**EXERCISE DIRECTIONS**
All of the material below is to be returned exactly.

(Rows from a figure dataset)
• • • • • • •
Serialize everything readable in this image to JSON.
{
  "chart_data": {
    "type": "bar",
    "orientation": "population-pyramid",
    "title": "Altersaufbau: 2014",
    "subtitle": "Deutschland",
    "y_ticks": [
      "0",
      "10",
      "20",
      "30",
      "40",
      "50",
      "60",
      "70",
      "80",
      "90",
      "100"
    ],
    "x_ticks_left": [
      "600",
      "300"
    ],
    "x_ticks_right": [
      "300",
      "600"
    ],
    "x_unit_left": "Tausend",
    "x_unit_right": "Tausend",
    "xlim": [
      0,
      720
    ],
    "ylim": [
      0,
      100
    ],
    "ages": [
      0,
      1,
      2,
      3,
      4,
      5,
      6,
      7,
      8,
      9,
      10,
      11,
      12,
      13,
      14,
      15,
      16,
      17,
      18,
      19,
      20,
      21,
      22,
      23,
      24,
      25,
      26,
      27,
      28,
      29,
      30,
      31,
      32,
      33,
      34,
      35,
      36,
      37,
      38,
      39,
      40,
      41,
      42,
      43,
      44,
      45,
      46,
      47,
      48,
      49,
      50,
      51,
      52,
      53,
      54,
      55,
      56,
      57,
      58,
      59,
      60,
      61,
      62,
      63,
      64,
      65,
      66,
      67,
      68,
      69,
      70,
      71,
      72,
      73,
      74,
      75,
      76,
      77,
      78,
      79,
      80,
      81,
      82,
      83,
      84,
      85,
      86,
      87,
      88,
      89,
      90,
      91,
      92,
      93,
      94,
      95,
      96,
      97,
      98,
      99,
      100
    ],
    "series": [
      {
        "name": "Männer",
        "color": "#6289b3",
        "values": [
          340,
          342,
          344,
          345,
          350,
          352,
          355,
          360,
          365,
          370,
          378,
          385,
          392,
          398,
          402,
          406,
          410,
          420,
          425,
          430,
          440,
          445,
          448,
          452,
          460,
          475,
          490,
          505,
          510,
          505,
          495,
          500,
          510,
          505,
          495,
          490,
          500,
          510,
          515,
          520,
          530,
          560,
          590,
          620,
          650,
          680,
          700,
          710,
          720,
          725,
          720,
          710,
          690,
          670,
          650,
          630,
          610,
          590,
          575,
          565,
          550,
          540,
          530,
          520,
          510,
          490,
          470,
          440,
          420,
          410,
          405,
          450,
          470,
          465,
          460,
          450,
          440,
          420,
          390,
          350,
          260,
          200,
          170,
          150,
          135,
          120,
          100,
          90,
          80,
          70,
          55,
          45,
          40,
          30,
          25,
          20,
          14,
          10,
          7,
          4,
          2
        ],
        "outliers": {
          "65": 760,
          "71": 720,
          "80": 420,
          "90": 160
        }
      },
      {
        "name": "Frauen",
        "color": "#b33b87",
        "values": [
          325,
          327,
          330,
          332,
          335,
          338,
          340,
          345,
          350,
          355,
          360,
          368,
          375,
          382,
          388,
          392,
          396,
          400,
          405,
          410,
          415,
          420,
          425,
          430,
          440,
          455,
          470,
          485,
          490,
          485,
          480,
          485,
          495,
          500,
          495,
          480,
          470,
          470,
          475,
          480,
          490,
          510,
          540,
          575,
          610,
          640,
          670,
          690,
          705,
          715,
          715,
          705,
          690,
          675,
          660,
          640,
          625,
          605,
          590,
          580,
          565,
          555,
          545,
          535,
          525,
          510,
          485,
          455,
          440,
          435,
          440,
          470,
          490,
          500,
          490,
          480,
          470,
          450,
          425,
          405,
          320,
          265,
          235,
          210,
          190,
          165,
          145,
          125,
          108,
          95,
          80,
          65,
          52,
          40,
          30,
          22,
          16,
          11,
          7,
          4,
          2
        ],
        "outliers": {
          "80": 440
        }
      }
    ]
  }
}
• • • • • • •
**SOLUTION FOR THIS PROBLEM**
Serialize everything readable in this image to JSON.
{
  "chart_data": {
    "type": "bar",
    "orientation": "population-pyramid",
    "title": "Altersaufbau: 2014",
    "subtitle": "Deutschland",
    "y_ticks": [
      "0",
      "10",
      "20",
      "30",
      "40",
      "50",
      "60",
      "70",
      "80",
      "90",
      "100"
    ],
    "x_ticks_left": [
      "600",
      "300"
    ],
    "x_ticks_right": [
      "300",
      "600"
    ],
    "x_unit_left": "Tausend",
    "x_unit_right": "Tausend",
    "xlim": [
      0,
      720
    ],
    "ylim": [
      0,
      100
    ],
    "ages": [
      0,
      1,
      2,
      3,
      4,
      5,
      6,
      7,
      8,
      9,
      10,
      11,
      12,
      13,
      14,
      15,
      16,
      17,
      18,
      19,
      20,
      21,
      22,
      23,
      24,
      25,
      26,
      27,
      28,
      29,
      30,
      31,
      32,
      33,
      34,
      35,
      36,
      37,
      38,
      39,
      40,
      41,
      42,
      43,
      44,
      45,
      46,
      47,
      48,
      49,
      50,
      51,
      52,
      53,
      54,
      55,
      56,
      57,
      58,
      59,
      60,
      61,
      62,
      63,
      64,
      65,
      66,
      67,
      68,
      69,
      70,
      71,
      72,
      73,
      74,
      75,
      76,
      77,
      78,
      79,
      80,
      81,
      82,
      83,
      84,
      85,
      86,
      87,
      88,
      89,
      90,
      91,
      92,
      93,
      94,
      95,
      96,
      97,
      98,
      99,
      100
    ],
    "series": [
      {
        "name": "Männer",
        "color": "#6289b3",
        "values": [
          340,
          342,
          344,
          345,
          350,
          352,
          355,
          360,
          365,
          370,
          378,
          385,
          392,
          398,
          402,
          406,
          410,
          420,
          425,
          430,
          440,
          445,
          448,
          452,
          460,
          475,
          490,
          505,
          510,
          505,
          495,
          500,
          510,
          505,
          495,
          490,
          500,
          510,
          515,
          520,
          530,
          560,
          590,
          620,
          650,
          680,
          700,
          710,
          720,
          725,
          720,
          710,
          690,
          670,
          650,
          630,
          610,
          590,
          575,
          565,
          550,
          540,
          530,
          520,
          510,
          490,
          470,
          440,
          420,
          410,
          405,
          450,
          470,
          465,
          460,
          450,
          440,
          420,
          390,
          350,
          260,
          200,
          170,
          150,
          135,
          120,
          100,
          90,
          80,
          70,
          55,
          45,
          40,
          30,
          25,
          20,
          14,
          10,
          7,
          4,
          2
        ],
        "outliers": {
          "65": 760,
          "71": 720,
          "80": 420,
          "90": 160
        }
      },
      {
        "name": "Frauen",
        "color": "#b33b87",
        "values": [
          325,
          327,
          330,
          332,
          335,
          338,
          340,
          345,
          350,
          355,
          360,
          368,
          375,
          382,
          388,
          392,
          396,
          400,
          405,
          410,
          415,
          420,
          425,
          430,
          440,
          455,
          470,
          485,
          490,
          485,
          480,
          485,
          495,
          500,
          495,
          480,
          470,
          470,
          475,
          480,
          490,
          510,
          540,
          575,
          610,
          640,
          670,
          690,
          705,
          715,
          715,
          705,
          690,
          675,
          660,
          640,
          625,
          605,
          590,
          580,
          565,
          555,
          545,
          535,
          525,
          510,
          485,
          455,
          440,
          435,
          440,
          470,
          490,
          500,
          490,
          480,
          470,
          450,
          425,
          405,
          320,
          265,
          235,
          210,
          190,
          165,
          145,
          125,
          108,
          95,
          80,
          65,
          52,
          40,
          30,
          22,
          16,
          11,
          7,
          4,
          2
        ],
        "outliers": {
          "80": 440
        }
      }
    ]
  }
}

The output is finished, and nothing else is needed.